- Your objective -
Find each line containing the string "APOIO" and return it.

- Data section -
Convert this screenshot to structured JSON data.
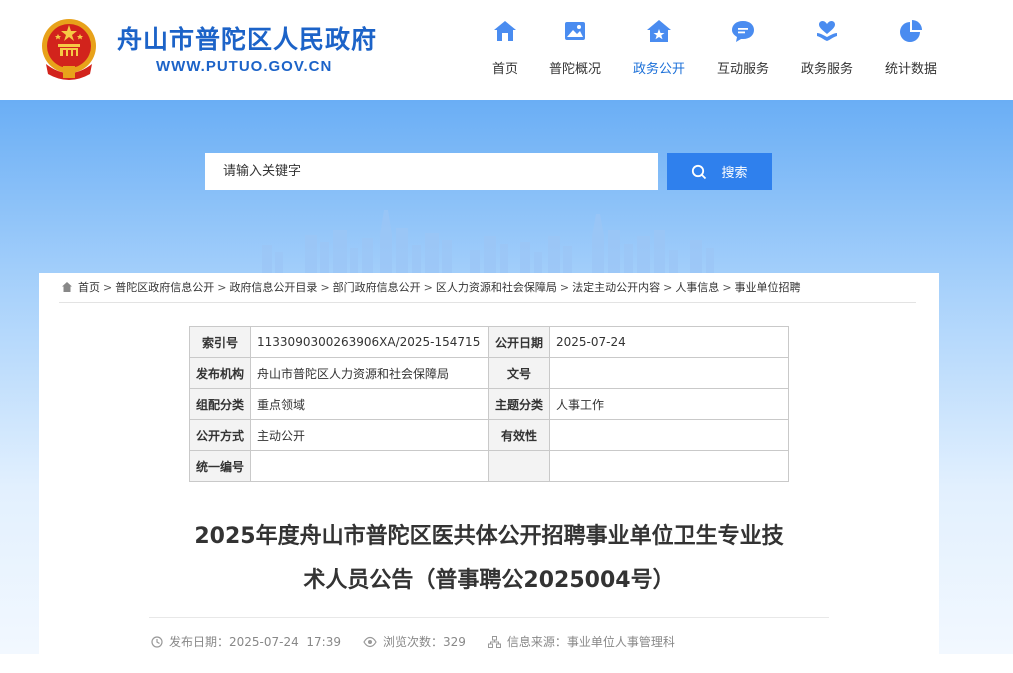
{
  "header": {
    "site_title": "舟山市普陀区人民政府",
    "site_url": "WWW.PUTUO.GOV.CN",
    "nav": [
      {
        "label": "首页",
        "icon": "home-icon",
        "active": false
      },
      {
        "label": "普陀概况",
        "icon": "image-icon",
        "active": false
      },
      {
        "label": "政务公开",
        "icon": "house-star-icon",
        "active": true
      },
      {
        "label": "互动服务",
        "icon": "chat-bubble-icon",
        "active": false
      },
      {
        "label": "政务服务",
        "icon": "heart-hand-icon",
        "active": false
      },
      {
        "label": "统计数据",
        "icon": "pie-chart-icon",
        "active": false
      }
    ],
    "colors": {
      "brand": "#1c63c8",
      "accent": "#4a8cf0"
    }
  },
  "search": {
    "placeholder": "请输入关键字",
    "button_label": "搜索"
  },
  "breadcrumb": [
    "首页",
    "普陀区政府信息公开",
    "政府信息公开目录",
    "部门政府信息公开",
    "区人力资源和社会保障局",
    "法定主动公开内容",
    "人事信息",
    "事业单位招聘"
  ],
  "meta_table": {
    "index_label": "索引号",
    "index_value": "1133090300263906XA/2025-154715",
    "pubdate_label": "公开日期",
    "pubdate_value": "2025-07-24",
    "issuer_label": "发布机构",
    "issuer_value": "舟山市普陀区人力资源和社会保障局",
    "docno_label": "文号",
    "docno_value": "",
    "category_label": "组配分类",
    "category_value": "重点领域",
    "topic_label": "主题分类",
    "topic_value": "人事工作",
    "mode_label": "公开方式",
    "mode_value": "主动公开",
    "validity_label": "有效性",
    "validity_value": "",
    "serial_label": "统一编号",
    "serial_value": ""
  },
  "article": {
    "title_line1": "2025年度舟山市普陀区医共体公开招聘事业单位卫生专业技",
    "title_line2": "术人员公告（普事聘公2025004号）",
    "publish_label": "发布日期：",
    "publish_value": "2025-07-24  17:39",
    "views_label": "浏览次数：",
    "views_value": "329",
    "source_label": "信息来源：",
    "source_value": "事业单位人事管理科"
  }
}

==

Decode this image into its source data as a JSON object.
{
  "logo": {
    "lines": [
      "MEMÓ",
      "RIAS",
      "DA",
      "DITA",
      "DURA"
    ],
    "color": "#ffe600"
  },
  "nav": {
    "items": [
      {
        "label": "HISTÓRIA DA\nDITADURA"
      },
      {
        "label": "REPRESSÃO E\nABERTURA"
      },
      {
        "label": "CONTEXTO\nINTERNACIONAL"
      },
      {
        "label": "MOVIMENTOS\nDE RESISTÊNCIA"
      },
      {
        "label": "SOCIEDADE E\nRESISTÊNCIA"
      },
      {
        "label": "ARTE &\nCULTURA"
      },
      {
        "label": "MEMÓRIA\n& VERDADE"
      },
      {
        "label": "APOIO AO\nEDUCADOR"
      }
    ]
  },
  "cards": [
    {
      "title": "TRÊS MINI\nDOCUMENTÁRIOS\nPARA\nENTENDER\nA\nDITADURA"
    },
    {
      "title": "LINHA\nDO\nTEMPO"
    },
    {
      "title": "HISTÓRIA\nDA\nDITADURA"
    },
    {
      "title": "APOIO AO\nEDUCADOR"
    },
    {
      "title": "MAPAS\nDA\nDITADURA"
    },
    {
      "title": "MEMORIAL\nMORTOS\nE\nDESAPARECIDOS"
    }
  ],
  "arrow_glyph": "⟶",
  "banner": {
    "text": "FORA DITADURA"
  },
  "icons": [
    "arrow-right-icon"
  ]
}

- Exercise solution -
        "label": "APOIO AO\nEDUCADOR"
      "title": "APOIO AO\nEDUCADOR"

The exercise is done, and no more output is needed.